### DATA SHOWN
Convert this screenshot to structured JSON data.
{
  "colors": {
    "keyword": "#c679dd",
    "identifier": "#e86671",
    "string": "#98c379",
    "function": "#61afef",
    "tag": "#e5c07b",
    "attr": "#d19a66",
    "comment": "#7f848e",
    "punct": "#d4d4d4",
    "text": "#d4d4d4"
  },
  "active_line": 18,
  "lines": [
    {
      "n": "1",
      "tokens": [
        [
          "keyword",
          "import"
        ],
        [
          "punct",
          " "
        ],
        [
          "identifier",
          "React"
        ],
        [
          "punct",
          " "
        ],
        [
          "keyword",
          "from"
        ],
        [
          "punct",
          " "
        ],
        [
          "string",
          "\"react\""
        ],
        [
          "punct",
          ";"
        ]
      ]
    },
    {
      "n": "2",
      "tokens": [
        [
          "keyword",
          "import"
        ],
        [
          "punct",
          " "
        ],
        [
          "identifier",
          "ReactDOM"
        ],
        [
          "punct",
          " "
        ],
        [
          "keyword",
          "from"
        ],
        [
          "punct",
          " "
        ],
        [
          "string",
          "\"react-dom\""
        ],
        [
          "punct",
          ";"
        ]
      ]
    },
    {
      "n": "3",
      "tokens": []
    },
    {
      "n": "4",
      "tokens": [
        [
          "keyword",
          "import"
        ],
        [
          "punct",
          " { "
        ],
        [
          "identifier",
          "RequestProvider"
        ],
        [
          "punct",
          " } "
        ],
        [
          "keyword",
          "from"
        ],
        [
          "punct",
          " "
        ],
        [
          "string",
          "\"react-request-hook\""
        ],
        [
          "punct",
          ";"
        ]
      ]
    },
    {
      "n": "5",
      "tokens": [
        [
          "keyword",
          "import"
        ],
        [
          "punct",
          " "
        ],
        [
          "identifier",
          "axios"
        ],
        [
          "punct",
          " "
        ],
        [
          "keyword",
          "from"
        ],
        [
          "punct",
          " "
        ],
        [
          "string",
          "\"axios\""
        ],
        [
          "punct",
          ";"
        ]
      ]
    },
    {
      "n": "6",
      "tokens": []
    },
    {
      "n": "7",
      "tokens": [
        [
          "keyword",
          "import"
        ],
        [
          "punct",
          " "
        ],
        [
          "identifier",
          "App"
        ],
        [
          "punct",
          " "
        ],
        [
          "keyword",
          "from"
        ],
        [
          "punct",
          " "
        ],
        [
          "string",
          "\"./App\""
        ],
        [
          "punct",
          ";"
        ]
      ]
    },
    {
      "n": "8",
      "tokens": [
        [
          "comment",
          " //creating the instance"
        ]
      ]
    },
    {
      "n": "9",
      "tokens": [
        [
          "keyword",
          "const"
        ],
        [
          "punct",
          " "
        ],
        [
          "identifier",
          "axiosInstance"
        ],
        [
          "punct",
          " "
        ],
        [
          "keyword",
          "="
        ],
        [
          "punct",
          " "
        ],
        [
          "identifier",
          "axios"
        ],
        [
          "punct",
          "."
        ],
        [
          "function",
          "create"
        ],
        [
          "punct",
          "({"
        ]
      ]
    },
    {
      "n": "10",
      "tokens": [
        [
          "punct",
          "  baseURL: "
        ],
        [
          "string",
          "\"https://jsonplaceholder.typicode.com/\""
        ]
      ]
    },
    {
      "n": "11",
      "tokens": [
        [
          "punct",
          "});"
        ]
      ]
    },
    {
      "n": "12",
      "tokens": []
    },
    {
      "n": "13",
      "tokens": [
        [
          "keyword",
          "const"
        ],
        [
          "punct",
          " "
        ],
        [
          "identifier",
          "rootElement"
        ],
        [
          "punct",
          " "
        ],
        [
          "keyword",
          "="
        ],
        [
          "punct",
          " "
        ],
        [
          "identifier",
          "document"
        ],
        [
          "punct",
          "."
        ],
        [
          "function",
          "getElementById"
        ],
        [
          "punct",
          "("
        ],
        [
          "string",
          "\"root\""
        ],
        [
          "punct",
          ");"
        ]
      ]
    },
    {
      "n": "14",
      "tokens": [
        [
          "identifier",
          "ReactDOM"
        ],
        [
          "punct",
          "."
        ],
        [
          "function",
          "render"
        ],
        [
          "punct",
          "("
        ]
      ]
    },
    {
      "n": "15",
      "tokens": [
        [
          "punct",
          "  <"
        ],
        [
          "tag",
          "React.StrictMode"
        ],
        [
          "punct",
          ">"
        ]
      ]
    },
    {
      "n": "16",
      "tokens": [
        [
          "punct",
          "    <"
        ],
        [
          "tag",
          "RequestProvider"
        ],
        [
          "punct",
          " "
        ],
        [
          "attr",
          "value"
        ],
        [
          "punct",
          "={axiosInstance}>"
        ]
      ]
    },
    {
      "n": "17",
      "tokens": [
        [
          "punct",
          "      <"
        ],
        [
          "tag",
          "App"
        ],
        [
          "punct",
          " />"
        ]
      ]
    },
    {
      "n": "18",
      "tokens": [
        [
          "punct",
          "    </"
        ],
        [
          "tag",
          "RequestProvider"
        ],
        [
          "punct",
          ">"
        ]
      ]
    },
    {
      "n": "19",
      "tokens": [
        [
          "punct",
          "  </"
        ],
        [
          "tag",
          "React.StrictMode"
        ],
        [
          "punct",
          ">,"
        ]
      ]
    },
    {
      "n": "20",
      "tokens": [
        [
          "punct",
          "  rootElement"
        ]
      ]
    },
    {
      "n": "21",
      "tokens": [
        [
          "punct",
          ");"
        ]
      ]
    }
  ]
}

### SHORT EXERCISE
Your task is to reproduce the whole listing exactly.

### SOLUTION FOR THIS EXERCISE
Convert this screenshot to structured JSON data.
{
  "colors": {
    "keyword": "#c679dd",
    "identifier": "#e86671",
    "string": "#98c379",
    "function": "#61afef",
    "tag": "#e5c07b",
    "attr": "#d19a66",
    "comment": "#7f848e",
    "punct": "#d4d4d4",
    "text": "#d4d4d4"
  },
  "active_line": 18,
  "lines": [
    {
      "n": "1",
      "tokens": [
        [
          "keyword",
          "import"
        ],
        [
          "punct",
          " "
        ],
        [
          "identifier",
          "React"
        ],
        [
          "punct",
          " "
        ],
        [
          "keyword",
          "from"
        ],
        [
          "punct",
          " "
        ],
        [
          "string",
          "\"react\""
        ],
        [
          "punct",
          ";"
        ]
      ]
    },
    {
      "n": "2",
      "tokens": [
        [
          "keyword",
          "import"
        ],
        [
          "punct",
          " "
        ],
        [
          "identifier",
          "ReactDOM"
        ],
        [
          "punct",
          " "
        ],
        [
          "keyword",
          "from"
        ],
        [
          "punct",
          " "
        ],
        [
          "string",
          "\"react-dom\""
        ],
        [
          "punct",
          ";"
        ]
      ]
    },
    {
      "n": "3",
      "tokens": []
    },
    {
      "n": "4",
      "tokens": [
        [
          "keyword",
          "import"
        ],
        [
          "punct",
          " { "
        ],
        [
          "identifier",
          "RequestProvider"
        ],
        [
          "punct",
          " } "
        ],
        [
          "keyword",
          "from"
        ],
        [
          "punct",
          " "
        ],
        [
          "string",
          "\"react-request-hook\""
        ],
        [
          "punct",
          ";"
        ]
      ]
    },
    {
      "n": "5",
      "tokens": [
        [
          "keyword",
          "import"
        ],
        [
          "punct",
          " "
        ],
        [
          "identifier",
          "axios"
        ],
        [
          "punct",
          " "
        ],
        [
          "keyword",
          "from"
        ],
        [
          "punct",
          " "
        ],
        [
          "string",
          "\"axios\""
        ],
        [
          "punct",
          ";"
        ]
      ]
    },
    {
      "n": "6",
      "tokens": []
    },
    {
      "n": "7",
      "tokens": [
        [
          "keyword",
          "import"
        ],
        [
          "punct",
          " "
        ],
        [
          "identifier",
          "App"
        ],
        [
          "punct",
          " "
        ],
        [
          "keyword",
          "from"
        ],
        [
          "punct",
          " "
        ],
        [
          "string",
          "\"./App\""
        ],
        [
          "punct",
          ";"
        ]
      ]
    },
    {
      "n": "8",
      "tokens": [
        [
          "comment",
          " //creating the instance"
        ]
      ]
    },
    {
      "n": "9",
      "tokens": [
        [
          "keyword",
          "const"
        ],
        [
          "punct",
          " "
        ],
        [
          "identifier",
          "axiosInstance"
        ],
        [
          "punct",
          " "
        ],
        [
          "keyword",
          "="
        ],
        [
          "punct",
          " "
        ],
        [
          "identifier",
          "axios"
        ],
        [
          "punct",
          "."
        ],
        [
          "function",
          "create"
        ],
        [
          "punct",
          "({"
        ]
      ]
    },
    {
      "n": "10",
      "tokens": [
        [
          "punct",
          "  baseURL: "
        ],
        [
          "string",
          "\"https://jsonplaceholder.typicode.com/\""
        ]
      ]
    },
    {
      "n": "11",
      "tokens": [
        [
          "punct",
          "});"
        ]
      ]
    },
    {
      "n": "12",
      "tokens": []
    },
    {
      "n": "13",
      "tokens": [
        [
          "keyword",
          "const"
        ],
        [
          "punct",
          " "
        ],
        [
          "identifier",
          "rootElement"
        ],
        [
          "punct",
          " "
        ],
        [
          "keyword",
          "="
        ],
        [
          "punct",
          " "
        ],
        [
          "identifier",
          "document"
        ],
        [
          "punct",
          "."
        ],
        [
          "function",
          "getElementById"
        ],
        [
          "punct",
          "("
        ],
        [
          "string",
          "\"root\""
        ],
        [
          "punct",
          ");"
        ]
      ]
    },
    {
      "n": "14",
      "tokens": [
        [
          "identifier",
          "ReactDOM"
        ],
        [
          "punct",
          "."
        ],
        [
          "function",
          "render"
        ],
        [
          "punct",
          "("
        ]
      ]
    },
    {
      "n": "15",
      "tokens": [
        [
          "punct",
          "  <"
        ],
        [
          "tag",
          "React.StrictMode"
        ],
        [
          "punct",
          ">"
        ]
      ]
    },
    {
      "n": "16",
      "tokens": [
        [
          "punct",
          "    <"
        ],
        [
          "tag",
          "RequestProvider"
        ],
        [
          "punct",
          " "
        ],
        [
          "attr",
          "value"
        ],
        [
          "punct",
          "={axiosInstance}>"
        ]
      ]
    },
    {
      "n": "17",
      "tokens": [
        [
          "punct",
          "      <"
        ],
        [
          "tag",
          "App"
        ],
        [
          "punct",
          " />"
        ]
      ]
    },
    {
      "n": "18",
      "tokens": [
        [
          "punct",
          "    </"
        ],
        [
          "tag",
          "RequestProvider"
        ],
        [
          "punct",
          ">"
        ]
      ]
    },
    {
      "n": "19",
      "tokens": [
        [
          "punct",
          "  </"
        ],
        [
          "tag",
          "React.StrictMode"
        ],
        [
          "punct",
          ">,"
        ]
      ]
    },
    {
      "n": "20",
      "tokens": [
        [
          "punct",
          "  rootElement"
        ]
      ]
    },
    {
      "n": "21",
      "tokens": [
        [
          "punct",
          ");"
        ]
      ]
    }
  ]
}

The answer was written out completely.